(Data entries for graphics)
---+---

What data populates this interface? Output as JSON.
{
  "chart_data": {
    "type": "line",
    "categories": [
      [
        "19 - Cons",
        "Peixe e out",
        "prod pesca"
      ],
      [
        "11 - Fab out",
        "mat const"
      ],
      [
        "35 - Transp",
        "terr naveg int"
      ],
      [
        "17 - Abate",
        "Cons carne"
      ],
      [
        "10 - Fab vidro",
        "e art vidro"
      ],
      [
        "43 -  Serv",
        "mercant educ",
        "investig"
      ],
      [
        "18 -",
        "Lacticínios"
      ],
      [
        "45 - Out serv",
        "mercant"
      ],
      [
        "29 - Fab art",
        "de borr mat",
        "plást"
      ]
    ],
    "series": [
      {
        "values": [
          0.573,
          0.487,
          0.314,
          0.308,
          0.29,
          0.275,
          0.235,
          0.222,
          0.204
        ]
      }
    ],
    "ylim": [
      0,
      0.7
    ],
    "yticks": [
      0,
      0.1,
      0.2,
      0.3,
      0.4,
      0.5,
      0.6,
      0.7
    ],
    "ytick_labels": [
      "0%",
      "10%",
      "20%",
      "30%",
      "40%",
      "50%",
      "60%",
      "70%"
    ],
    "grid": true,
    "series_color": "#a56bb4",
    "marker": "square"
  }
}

---+---

Quote the entire listing above exactly.

What data populates this interface? Output as JSON.
{
  "chart_data": {
    "type": "line",
    "categories": [
      [
        "19 - Cons",
        "Peixe e out",
        "prod pesca"
      ],
      [
        "11 - Fab out",
        "mat const"
      ],
      [
        "35 - Transp",
        "terr naveg int"
      ],
      [
        "17 - Abate",
        "Cons carne"
      ],
      [
        "10 - Fab vidro",
        "e art vidro"
      ],
      [
        "43 -  Serv",
        "mercant educ",
        "investig"
      ],
      [
        "18 -",
        "Lacticínios"
      ],
      [
        "45 - Out serv",
        "mercant"
      ],
      [
        "29 - Fab art",
        "de borr mat",
        "plást"
      ]
    ],
    "series": [
      {
        "values": [
          0.573,
          0.487,
          0.314,
          0.308,
          0.29,
          0.275,
          0.235,
          0.222,
          0.204
        ]
      }
    ],
    "ylim": [
      0,
      0.7
    ],
    "yticks": [
      0,
      0.1,
      0.2,
      0.3,
      0.4,
      0.5,
      0.6,
      0.7
    ],
    "ytick_labels": [
      "0%",
      "10%",
      "20%",
      "30%",
      "40%",
      "50%",
      "60%",
      "70%"
    ],
    "grid": true,
    "series_color": "#a56bb4",
    "marker": "square"
  }
}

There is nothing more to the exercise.